▶ _PROBLEM_
Skip every picture, and output exactly the lines starting at the one with "What data populates" and running through the last line of the material below.

>> Begin

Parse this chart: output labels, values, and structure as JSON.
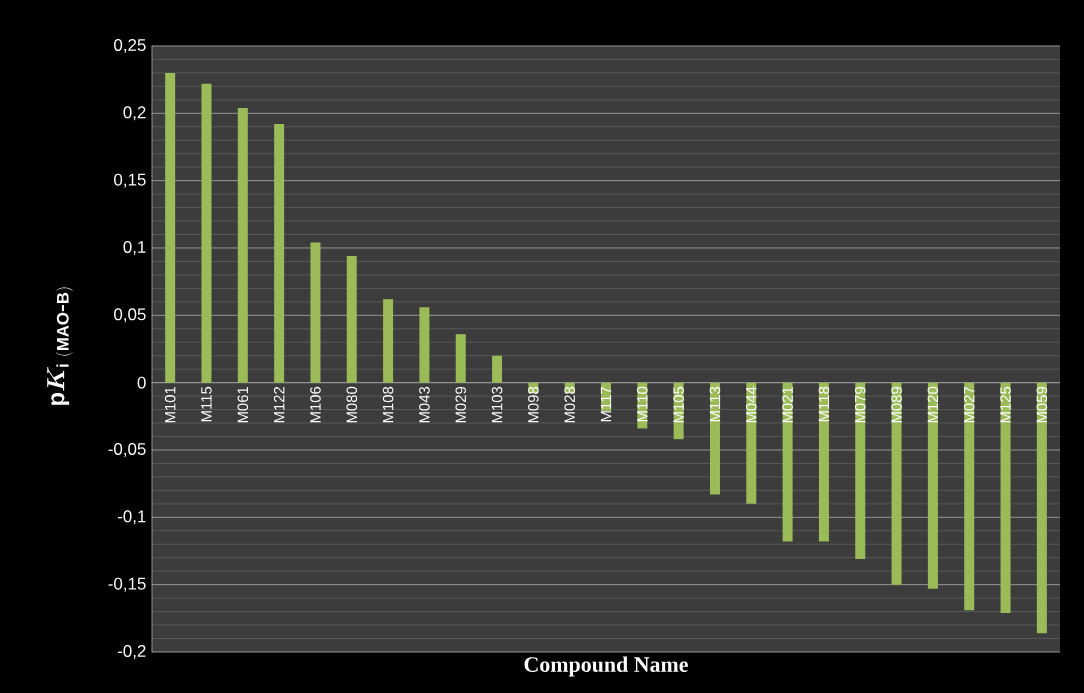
{
  "chart_data": {
    "type": "bar",
    "xlabel": "Compound Name",
    "ylabel": "\\mathbf{p}\\bm{K}_{\\mathbf{i\\ (MAO\\mbox{-}B)}}",
    "categories": [
      "M101",
      "M115",
      "M061",
      "M122",
      "M106",
      "M080",
      "M108",
      "M043",
      "M029",
      "M103",
      "M098",
      "M028",
      "M117",
      "M110",
      "M105",
      "M113",
      "M044",
      "M021",
      "M118",
      "M079",
      "M089",
      "M120",
      "M027",
      "M125",
      "M059"
    ],
    "values": [
      0.23,
      0.222,
      0.204,
      0.192,
      0.104,
      0.094,
      0.062,
      0.056,
      0.036,
      0.02,
      -0.008,
      -0.008,
      -0.021,
      -0.034,
      -0.042,
      -0.083,
      -0.09,
      -0.118,
      -0.118,
      -0.131,
      -0.15,
      -0.153,
      -0.169,
      -0.171,
      -0.186
    ],
    "color": "#9bbb59",
    "ylim": [
      -0.2,
      0.25
    ],
    "yticks": [
      {
        "value": -0.2,
        "label": "-0,2"
      },
      {
        "value": -0.15,
        "label": "-0,15"
      },
      {
        "value": -0.1,
        "label": "-0,1"
      },
      {
        "value": -0.05,
        "label": "-0,05"
      },
      {
        "value": 0,
        "label": "0"
      },
      {
        "value": 0.05,
        "label": "0,05"
      },
      {
        "value": 0.1,
        "label": "0,1"
      },
      {
        "value": 0.15,
        "label": "0,15"
      },
      {
        "value": 0.2,
        "label": "0,2"
      },
      {
        "value": 0.25,
        "label": "0,25"
      }
    ],
    "grid": "y"
  }
}
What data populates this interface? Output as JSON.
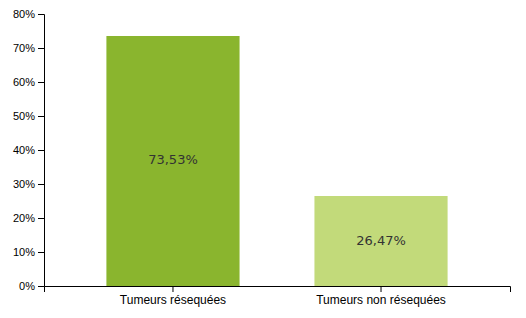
{
  "chart_data": {
    "type": "bar",
    "categories": [
      "Tumeurs résequées",
      "Tumeurs non résequées"
    ],
    "values": [
      73.53,
      26.47
    ],
    "value_labels": [
      "73,53%",
      "26,47%"
    ],
    "colors": [
      "#8ab52e",
      "#c2da7a"
    ],
    "ylim": [
      0,
      80
    ],
    "yticks": [
      {
        "value": 0,
        "label": "0%"
      },
      {
        "value": 10,
        "label": "10%"
      },
      {
        "value": 20,
        "label": "20%"
      },
      {
        "value": 30,
        "label": "30%"
      },
      {
        "value": 40,
        "label": "40%"
      },
      {
        "value": 50,
        "label": "50%"
      },
      {
        "value": 60,
        "label": "60%"
      },
      {
        "value": 70,
        "label": "70%"
      },
      {
        "value": 80,
        "label": "80%"
      }
    ],
    "grid": false,
    "data_labels": true
  }
}
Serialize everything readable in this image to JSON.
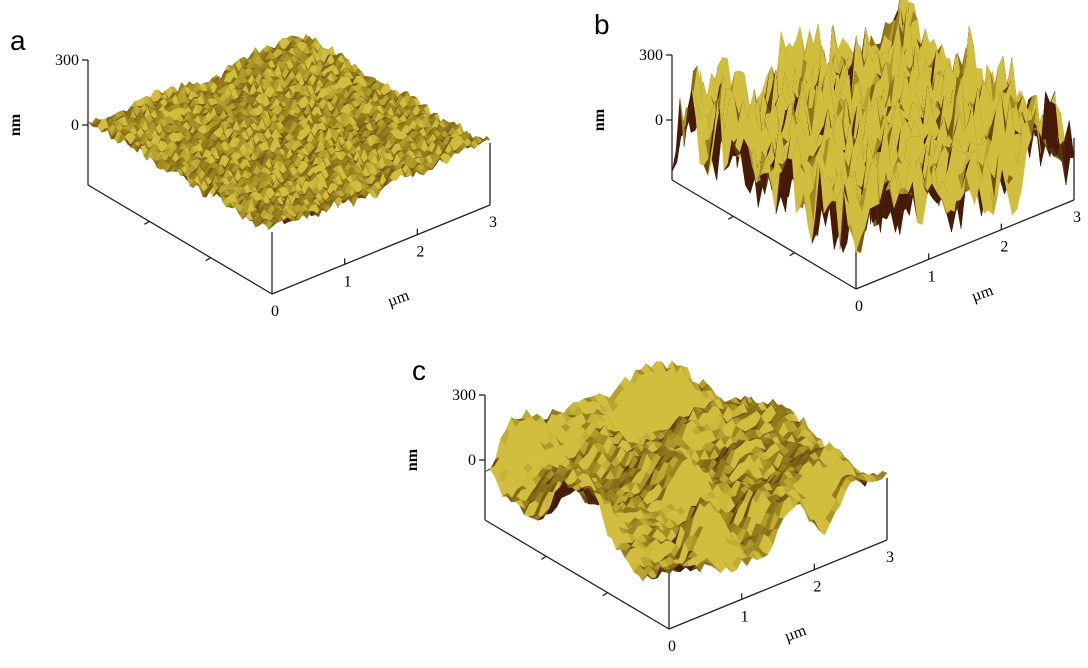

>> End

▶ _WRITTEN SOLUTION_
What data populates this interface? Output as JSON.
{
  "chart_data": {
    "type": "bar",
    "categories": [
      "Tumeurs résequées",
      "Tumeurs non résequées"
    ],
    "values": [
      73.53,
      26.47
    ],
    "value_labels": [
      "73,53%",
      "26,47%"
    ],
    "colors": [
      "#8ab52e",
      "#c2da7a"
    ],
    "ylim": [
      0,
      80
    ],
    "yticks": [
      {
        "value": 0,
        "label": "0%"
      },
      {
        "value": 10,
        "label": "10%"
      },
      {
        "value": 20,
        "label": "20%"
      },
      {
        "value": 30,
        "label": "30%"
      },
      {
        "value": 40,
        "label": "40%"
      },
      {
        "value": 50,
        "label": "50%"
      },
      {
        "value": 60,
        "label": "60%"
      },
      {
        "value": 70,
        "label": "70%"
      },
      {
        "value": 80,
        "label": "80%"
      }
    ],
    "grid": false,
    "data_labels": true
  }
}
Serialize everything readable in this image to JSON.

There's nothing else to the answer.